### Directions
Locate the line that contains "Transcribe the text in this document.". Copy it and every following line through the end of the records, exactly, and include nothing else.

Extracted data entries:
○ ○ ○ ○ ○ ○ ○
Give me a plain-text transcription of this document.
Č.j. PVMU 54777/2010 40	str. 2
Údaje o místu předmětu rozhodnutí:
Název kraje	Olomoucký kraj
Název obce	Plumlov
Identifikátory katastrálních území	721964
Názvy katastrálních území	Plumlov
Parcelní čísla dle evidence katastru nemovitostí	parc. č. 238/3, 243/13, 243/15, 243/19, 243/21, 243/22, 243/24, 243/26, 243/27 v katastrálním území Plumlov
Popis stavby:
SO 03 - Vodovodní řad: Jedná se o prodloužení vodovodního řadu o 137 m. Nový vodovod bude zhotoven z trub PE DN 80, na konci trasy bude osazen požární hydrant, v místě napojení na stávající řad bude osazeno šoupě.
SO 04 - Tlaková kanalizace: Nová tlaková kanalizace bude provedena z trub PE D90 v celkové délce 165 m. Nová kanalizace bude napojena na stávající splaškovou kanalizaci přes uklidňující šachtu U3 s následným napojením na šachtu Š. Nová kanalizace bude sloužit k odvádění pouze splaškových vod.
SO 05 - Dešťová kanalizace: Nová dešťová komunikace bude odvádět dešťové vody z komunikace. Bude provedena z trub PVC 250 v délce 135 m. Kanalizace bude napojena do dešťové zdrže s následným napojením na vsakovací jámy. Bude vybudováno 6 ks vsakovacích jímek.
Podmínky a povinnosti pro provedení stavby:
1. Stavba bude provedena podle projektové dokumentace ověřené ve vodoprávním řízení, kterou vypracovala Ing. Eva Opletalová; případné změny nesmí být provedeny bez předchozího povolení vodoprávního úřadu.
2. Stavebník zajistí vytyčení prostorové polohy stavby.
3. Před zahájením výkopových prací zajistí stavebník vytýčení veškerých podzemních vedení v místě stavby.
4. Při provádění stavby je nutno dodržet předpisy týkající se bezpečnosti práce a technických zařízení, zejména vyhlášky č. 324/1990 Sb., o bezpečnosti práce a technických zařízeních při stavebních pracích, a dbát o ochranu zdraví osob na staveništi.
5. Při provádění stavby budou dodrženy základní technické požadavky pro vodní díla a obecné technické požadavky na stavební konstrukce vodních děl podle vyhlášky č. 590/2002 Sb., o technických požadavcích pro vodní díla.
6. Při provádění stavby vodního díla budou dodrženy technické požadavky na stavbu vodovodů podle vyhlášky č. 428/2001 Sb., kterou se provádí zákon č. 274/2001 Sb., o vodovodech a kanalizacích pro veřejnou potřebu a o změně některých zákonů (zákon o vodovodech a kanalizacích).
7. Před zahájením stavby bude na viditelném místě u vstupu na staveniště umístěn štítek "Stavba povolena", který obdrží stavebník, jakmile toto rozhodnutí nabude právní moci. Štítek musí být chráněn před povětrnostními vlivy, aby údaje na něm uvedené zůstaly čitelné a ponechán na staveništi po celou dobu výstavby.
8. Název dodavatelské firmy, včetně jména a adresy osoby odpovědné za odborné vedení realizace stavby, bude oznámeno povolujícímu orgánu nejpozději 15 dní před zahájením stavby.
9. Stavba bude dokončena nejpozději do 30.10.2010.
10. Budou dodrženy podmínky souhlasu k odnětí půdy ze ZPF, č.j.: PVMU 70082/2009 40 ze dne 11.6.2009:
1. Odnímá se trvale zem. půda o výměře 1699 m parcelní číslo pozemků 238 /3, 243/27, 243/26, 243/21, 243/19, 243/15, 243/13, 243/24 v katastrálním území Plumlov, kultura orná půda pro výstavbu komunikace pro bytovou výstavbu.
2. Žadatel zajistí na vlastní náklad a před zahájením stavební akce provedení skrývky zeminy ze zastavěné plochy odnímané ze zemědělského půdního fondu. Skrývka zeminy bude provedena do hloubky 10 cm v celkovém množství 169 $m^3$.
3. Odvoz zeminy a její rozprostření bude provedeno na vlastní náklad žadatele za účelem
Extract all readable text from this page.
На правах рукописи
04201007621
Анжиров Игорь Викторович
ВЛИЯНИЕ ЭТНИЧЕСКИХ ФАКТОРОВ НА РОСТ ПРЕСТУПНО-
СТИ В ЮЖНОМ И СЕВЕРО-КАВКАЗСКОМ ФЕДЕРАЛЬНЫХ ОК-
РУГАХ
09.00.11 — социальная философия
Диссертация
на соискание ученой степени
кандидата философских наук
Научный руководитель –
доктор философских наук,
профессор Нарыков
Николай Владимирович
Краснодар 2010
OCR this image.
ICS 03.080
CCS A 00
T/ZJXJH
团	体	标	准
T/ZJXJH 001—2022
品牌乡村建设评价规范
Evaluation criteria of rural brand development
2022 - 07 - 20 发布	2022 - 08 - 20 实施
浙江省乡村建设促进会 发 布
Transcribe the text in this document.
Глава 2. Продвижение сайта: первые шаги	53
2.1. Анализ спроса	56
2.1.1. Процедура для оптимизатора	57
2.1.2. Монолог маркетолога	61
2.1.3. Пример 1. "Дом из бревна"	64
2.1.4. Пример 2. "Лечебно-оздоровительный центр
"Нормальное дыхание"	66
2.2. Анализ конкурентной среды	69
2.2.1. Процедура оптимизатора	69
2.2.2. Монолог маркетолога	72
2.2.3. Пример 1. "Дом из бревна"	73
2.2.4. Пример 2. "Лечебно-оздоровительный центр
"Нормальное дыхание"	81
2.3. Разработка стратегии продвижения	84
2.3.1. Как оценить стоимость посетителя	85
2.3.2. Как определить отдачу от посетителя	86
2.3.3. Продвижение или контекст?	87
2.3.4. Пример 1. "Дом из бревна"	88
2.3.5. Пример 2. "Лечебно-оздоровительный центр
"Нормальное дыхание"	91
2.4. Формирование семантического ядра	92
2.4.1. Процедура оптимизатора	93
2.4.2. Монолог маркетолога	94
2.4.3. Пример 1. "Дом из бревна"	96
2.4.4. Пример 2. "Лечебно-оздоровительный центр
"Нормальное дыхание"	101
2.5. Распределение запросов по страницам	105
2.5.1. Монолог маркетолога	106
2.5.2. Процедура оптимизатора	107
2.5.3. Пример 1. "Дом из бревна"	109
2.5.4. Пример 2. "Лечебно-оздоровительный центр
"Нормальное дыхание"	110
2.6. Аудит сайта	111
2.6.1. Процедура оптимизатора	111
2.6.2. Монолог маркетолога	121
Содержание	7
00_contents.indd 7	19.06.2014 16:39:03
○ ○ ○ ○ ○ ○ ○
### Correct result
Transcribe the text in this document.
Глава 2. Продвижение сайта: первые шаги	53
2.1. Анализ спроса	56
2.1.1. Процедура для оптимизатора	57
2.1.2. Монолог маркетолога	61
2.1.3. Пример 1. "Дом из бревна"	64
2.1.4. Пример 2. "Лечебно-оздоровительный центр
"Нормальное дыхание"	66
2.2. Анализ конкурентной среды	69
2.2.1. Процедура оптимизатора	69
2.2.2. Монолог маркетолога	72
2.2.3. Пример 1. "Дом из бревна"	73
2.2.4. Пример 2. "Лечебно-оздоровительный центр
"Нормальное дыхание"	81
2.3. Разработка стратегии продвижения	84
2.3.1. Как оценить стоимость посетителя	85
2.3.2. Как определить отдачу от посетителя	86
2.3.3. Продвижение или контекст?	87
2.3.4. Пример 1. "Дом из бревна"	88
2.3.5. Пример 2. "Лечебно-оздоровительный центр
"Нормальное дыхание"	91
2.4. Формирование семантического ядра	92
2.4.1. Процедура оптимизатора	93
2.4.2. Монолог маркетолога	94
2.4.3. Пример 1. "Дом из бревна"	96
2.4.4. Пример 2. "Лечебно-оздоровительный центр
"Нормальное дыхание"	101
2.5. Распределение запросов по страницам	105
2.5.1. Монолог маркетолога	106
2.5.2. Процедура оптимизатора	107
2.5.3. Пример 1. "Дом из бревна"	109
2.5.4. Пример 2. "Лечебно-оздоровительный центр
"Нормальное дыхание"	110
2.6. Аудит сайта	111
2.6.1. Процедура оптимизатора	111
2.6.2. Монолог маркетолога	121
Содержание	7
00_contents.indd 7	19.06.2014 16:39:03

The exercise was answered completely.